## Excerpted passage:
Nor is it obvious, as Plaintiff insists, that the additional claims did not come into existence until after Flores filed his administrative charge. Plaintiff argues that, because these claims stem from the filing of the administrative charge, Defendant has demanded the impossible by expecting notice of this claim before it even happened. The Flores Complaint clearly alleges that he made repeated internal complaints to his employer before seeking agency intervention. In his administrative charge, Flores alleged that he had been subject to harassment for almost seven months preceding his complaint; that he "objected to the harassment in excess of twenty times;" and that the employer failed to take corrective action. Additionally, the Complaint alleges that "Flores and others complained about Diaz, Dana and Willis' sexual harassment of him to managers and to the human resources department, and Flores filed a charge of discrimination with EEOC alleging that he was harassed." Flores alleges that Pantropic retaliated against him not only for filing the administrative charge but also for making an internal complaint. An employee's participation in his employer's internal investigation is protected activity under the opposition clause of Title VII see EEOC v. Total Sys. Serv., Inc., 221 F.3d 1171, 1174 (11th Cir. 2000); accordingly, Flores's internal complaints, prior to his filing of the EEOC charge, could form the basis of his retaliation claim.

(Rows from a layout dataset)
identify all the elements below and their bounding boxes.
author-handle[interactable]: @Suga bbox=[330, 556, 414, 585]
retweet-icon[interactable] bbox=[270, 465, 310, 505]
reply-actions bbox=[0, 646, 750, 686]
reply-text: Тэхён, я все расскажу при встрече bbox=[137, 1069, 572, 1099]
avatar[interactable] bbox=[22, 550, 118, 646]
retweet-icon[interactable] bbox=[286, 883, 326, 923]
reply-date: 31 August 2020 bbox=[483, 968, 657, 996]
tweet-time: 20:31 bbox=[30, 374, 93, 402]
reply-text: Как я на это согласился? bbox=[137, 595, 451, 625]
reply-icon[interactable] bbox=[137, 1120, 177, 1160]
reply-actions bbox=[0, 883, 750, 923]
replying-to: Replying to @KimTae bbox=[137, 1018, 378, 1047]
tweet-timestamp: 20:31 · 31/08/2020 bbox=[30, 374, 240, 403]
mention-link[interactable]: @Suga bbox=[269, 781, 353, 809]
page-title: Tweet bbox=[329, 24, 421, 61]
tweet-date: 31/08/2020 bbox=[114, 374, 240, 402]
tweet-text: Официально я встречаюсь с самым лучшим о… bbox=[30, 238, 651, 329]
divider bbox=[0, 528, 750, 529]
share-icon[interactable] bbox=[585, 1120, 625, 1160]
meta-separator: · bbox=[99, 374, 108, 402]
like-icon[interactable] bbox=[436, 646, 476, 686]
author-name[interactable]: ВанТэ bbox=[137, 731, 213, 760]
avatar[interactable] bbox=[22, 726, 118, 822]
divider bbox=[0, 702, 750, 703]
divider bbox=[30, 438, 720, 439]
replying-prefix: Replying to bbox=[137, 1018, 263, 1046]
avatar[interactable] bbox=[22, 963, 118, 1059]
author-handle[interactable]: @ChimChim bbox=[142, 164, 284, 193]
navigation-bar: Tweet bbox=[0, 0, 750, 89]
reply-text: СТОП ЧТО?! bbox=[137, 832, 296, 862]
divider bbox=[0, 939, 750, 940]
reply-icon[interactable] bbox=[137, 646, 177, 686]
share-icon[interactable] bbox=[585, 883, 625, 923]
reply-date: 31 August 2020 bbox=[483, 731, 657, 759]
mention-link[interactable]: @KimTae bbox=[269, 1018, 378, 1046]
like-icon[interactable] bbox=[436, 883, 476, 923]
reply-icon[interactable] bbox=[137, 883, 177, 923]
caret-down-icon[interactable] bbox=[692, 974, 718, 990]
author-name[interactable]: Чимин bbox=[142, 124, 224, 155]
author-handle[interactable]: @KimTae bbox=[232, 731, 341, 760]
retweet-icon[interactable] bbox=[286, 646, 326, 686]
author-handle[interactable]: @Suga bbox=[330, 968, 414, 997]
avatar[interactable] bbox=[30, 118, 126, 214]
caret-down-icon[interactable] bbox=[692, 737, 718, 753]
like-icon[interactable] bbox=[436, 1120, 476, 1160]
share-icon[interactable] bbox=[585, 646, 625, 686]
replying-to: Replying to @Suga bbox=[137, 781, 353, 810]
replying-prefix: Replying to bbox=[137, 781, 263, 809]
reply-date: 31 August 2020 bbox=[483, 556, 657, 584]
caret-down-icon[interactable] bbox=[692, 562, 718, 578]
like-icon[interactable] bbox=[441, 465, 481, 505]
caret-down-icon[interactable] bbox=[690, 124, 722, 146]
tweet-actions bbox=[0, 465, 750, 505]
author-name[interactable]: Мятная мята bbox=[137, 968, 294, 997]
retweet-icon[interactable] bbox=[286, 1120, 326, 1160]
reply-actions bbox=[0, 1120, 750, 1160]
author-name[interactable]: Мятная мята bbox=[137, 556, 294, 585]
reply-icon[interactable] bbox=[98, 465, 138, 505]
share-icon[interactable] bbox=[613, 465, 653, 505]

## Task requirements:
(1) According to the passage on Flores's retaliation claim, whose sexual harassment of Flores did Flores and others report to managers and to the human resources department? List each of them.
(2) Continue the passage on Flores's retaliation claim, beginning immediately after its final sentence.

## The replies:
(1)
- Diaz
- Dana
- Willis

(2)
Flores Complaint ¶ 49 (Plaintiff's appendix 45) (emphasis added).
Based on the foregoing, it is hereby ORDERED AND ADJUDGED that Defendant's Motion for Final Summary Judgment be, and the same is, hereby GRANTED. It is further ORDERED that Plaintiff's Cross-Motion for Summary Judgment is DENIED.
This case is CLOSED. All pending Motions are DENIED as MOOT.
DONE AND ORDERED.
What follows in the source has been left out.